(Records excerpted from a collection)
※

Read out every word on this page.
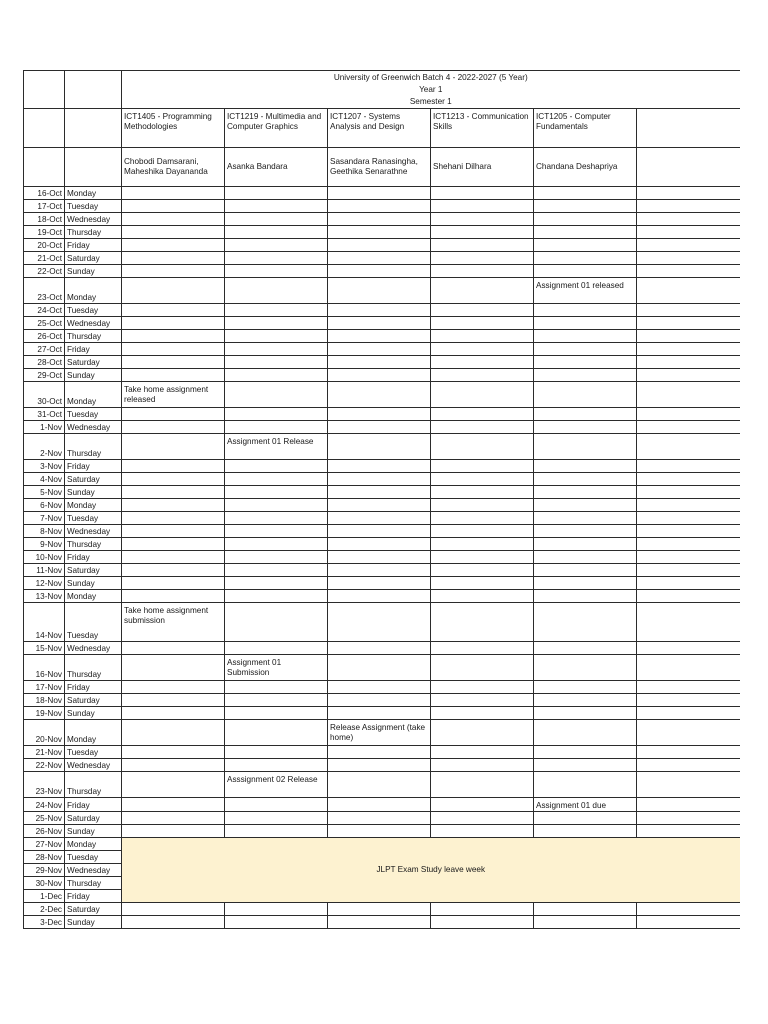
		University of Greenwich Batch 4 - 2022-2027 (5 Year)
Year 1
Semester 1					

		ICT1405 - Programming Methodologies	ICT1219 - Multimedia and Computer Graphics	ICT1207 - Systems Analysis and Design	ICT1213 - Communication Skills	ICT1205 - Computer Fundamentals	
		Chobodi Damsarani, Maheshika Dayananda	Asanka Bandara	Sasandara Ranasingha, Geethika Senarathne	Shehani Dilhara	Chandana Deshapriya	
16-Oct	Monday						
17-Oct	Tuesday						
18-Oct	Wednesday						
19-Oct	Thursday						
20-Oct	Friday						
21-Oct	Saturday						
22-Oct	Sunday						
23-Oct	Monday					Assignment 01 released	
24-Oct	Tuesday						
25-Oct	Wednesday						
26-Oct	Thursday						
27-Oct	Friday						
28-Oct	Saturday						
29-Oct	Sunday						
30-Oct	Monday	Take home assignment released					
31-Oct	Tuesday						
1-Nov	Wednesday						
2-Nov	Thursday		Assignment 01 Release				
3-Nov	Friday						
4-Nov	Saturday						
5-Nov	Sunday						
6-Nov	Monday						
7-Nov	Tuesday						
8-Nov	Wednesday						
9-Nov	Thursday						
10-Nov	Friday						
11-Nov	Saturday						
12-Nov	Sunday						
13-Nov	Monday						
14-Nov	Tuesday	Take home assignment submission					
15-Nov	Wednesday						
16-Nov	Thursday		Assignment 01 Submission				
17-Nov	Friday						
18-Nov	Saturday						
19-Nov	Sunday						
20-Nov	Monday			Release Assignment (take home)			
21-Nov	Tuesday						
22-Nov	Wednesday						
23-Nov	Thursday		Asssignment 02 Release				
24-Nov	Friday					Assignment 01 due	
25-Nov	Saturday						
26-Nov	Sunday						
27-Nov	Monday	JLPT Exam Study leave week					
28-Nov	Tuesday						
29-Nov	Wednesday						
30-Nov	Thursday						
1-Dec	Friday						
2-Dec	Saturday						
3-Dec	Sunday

※

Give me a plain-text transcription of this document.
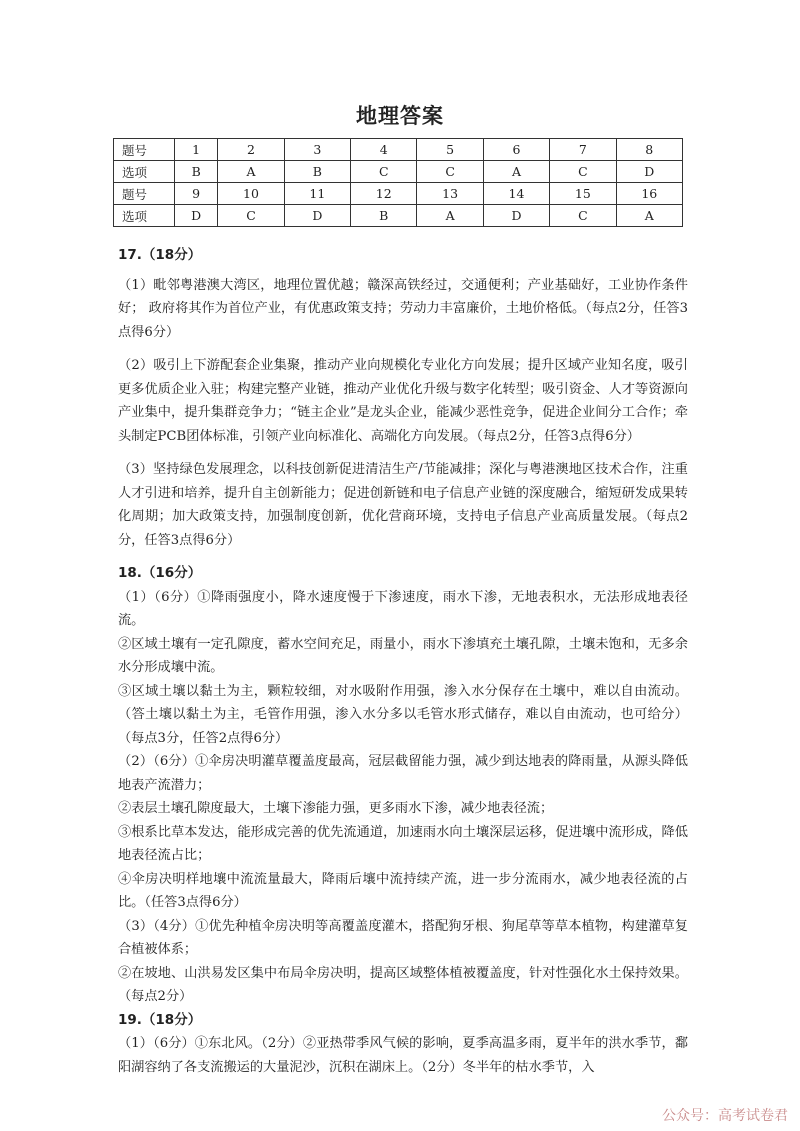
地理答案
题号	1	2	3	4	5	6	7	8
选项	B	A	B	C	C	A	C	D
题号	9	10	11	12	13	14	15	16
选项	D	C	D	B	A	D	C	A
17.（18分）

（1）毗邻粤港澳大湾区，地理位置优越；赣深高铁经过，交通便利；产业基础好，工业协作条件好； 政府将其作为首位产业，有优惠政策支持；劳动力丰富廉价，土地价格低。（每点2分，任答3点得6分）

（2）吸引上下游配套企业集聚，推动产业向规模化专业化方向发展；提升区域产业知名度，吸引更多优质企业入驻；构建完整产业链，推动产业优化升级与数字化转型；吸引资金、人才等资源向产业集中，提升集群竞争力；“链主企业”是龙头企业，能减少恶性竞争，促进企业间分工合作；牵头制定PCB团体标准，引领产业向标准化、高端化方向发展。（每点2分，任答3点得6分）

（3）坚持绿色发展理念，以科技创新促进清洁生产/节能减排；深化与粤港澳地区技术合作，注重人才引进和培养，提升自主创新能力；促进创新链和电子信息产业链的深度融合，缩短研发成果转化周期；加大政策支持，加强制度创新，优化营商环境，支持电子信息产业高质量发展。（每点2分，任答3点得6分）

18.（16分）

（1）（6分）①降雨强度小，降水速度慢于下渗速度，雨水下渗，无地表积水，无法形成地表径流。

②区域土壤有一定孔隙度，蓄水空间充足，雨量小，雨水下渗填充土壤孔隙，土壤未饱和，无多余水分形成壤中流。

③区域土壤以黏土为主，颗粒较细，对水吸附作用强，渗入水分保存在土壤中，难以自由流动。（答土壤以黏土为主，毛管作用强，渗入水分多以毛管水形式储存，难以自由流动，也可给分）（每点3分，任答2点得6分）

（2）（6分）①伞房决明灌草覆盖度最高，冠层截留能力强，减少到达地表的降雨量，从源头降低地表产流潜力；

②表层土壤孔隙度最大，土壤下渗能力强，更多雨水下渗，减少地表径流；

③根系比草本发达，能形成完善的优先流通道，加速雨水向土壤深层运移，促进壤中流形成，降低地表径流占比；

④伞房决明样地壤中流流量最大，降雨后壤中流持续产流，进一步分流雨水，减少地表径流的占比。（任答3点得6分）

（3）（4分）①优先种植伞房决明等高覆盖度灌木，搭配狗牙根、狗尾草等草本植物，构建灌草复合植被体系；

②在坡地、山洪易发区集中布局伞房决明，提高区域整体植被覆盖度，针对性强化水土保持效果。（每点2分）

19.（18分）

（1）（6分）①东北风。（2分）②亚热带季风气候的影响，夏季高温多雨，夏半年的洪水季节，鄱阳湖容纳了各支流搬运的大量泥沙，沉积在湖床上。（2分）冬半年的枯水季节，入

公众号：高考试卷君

※

**Instruction**
Report how many lines in the listing include the word "this". Give nothing but the count.

**Solved exercise**
2